>>>
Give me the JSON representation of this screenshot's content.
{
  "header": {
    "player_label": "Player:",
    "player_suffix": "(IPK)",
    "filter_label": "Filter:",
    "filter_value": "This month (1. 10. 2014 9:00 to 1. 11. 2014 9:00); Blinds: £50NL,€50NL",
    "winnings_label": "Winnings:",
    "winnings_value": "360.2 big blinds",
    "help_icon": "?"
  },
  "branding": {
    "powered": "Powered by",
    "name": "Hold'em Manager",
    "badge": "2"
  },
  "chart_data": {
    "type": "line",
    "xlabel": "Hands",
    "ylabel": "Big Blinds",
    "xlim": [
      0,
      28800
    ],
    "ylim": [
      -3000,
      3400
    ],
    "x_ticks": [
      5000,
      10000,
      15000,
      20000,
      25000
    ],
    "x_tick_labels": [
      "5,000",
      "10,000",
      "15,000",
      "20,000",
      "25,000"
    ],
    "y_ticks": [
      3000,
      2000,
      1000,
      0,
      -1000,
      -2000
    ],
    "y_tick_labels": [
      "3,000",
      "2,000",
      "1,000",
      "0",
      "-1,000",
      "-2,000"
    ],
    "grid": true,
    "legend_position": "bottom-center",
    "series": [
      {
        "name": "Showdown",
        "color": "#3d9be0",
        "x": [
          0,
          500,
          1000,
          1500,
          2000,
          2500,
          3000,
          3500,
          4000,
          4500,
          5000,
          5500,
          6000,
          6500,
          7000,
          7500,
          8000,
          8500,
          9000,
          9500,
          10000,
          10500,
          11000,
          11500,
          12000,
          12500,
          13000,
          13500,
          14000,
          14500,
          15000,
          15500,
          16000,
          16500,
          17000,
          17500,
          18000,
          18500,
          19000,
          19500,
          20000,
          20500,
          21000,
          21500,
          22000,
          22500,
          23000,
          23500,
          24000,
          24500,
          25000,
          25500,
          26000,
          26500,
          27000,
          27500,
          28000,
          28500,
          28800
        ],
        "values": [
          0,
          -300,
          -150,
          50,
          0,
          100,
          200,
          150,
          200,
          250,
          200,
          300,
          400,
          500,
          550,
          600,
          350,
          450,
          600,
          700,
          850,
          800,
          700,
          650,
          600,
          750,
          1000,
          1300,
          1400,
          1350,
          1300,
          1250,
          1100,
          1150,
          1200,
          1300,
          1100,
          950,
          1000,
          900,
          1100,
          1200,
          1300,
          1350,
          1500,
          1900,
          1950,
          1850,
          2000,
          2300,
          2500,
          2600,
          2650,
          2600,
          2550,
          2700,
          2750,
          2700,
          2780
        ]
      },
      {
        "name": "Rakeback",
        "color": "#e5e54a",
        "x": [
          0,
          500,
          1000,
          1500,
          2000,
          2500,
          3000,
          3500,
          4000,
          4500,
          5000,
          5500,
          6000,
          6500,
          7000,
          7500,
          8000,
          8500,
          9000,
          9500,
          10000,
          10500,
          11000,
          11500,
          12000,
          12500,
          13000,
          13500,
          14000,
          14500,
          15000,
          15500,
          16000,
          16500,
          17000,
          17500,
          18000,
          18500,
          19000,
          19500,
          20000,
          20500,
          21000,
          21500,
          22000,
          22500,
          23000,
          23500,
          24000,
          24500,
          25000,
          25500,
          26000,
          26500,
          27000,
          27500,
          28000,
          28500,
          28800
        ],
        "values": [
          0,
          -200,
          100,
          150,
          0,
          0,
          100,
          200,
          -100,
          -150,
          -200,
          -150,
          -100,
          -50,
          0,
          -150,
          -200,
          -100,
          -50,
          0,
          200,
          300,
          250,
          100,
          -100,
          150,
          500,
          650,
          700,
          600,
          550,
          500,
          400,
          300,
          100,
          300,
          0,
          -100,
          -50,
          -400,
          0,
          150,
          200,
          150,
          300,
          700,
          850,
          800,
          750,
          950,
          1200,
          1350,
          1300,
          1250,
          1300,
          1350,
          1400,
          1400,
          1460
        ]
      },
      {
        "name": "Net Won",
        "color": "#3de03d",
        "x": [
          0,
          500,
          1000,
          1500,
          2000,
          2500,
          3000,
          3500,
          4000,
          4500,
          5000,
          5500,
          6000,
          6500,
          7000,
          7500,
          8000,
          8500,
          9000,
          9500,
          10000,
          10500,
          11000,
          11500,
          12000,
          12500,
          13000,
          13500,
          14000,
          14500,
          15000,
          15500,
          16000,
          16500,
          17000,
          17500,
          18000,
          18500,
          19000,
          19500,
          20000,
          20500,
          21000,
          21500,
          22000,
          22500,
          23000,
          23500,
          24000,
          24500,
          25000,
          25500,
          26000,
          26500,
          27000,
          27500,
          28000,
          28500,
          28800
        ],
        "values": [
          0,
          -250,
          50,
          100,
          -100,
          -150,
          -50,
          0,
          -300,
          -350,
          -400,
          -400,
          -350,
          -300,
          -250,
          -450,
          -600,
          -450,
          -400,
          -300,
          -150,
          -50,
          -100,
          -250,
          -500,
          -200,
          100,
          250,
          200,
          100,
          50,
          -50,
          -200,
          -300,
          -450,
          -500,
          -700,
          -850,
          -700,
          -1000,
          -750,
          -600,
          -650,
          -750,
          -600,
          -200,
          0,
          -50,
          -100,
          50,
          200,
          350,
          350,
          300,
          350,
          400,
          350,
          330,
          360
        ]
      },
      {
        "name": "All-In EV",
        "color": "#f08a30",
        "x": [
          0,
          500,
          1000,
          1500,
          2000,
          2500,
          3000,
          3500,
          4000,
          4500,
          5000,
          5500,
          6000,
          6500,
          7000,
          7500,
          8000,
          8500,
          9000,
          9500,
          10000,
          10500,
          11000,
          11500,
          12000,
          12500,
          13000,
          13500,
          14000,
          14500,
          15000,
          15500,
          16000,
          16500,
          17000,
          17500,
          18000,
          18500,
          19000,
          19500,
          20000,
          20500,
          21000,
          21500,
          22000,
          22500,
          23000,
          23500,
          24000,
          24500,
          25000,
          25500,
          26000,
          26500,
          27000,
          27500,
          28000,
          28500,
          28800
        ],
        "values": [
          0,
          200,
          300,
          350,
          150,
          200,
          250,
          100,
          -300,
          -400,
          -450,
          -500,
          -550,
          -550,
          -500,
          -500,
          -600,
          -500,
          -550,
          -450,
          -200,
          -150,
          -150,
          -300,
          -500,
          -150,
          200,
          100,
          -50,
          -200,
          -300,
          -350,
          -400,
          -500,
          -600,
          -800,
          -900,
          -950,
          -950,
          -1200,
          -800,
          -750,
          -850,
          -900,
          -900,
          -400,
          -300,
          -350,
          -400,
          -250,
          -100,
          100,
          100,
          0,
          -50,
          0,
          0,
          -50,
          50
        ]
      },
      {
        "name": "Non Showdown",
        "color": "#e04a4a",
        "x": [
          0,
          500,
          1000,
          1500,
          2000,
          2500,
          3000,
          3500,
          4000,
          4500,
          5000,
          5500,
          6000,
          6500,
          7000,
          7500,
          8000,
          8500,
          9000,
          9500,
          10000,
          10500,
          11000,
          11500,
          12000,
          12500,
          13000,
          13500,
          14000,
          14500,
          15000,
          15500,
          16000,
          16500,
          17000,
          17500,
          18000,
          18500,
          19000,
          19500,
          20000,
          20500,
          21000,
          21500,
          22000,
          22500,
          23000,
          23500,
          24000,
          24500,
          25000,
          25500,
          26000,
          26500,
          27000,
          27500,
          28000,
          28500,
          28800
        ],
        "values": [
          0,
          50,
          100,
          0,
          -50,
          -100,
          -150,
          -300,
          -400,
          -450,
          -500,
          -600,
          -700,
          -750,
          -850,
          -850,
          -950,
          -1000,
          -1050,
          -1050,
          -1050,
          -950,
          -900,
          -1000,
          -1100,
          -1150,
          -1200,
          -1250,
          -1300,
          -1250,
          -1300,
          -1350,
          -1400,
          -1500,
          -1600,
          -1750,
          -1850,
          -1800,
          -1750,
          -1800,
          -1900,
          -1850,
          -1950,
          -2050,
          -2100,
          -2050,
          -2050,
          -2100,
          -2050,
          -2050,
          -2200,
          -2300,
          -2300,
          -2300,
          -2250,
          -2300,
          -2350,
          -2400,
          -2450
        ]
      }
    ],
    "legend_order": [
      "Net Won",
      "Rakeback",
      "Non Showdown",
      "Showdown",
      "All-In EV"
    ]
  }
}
<<<
▶ _Task brief_
Only a number is wanted: how many lines of the material include the word "color".

▶ _Correct response_
5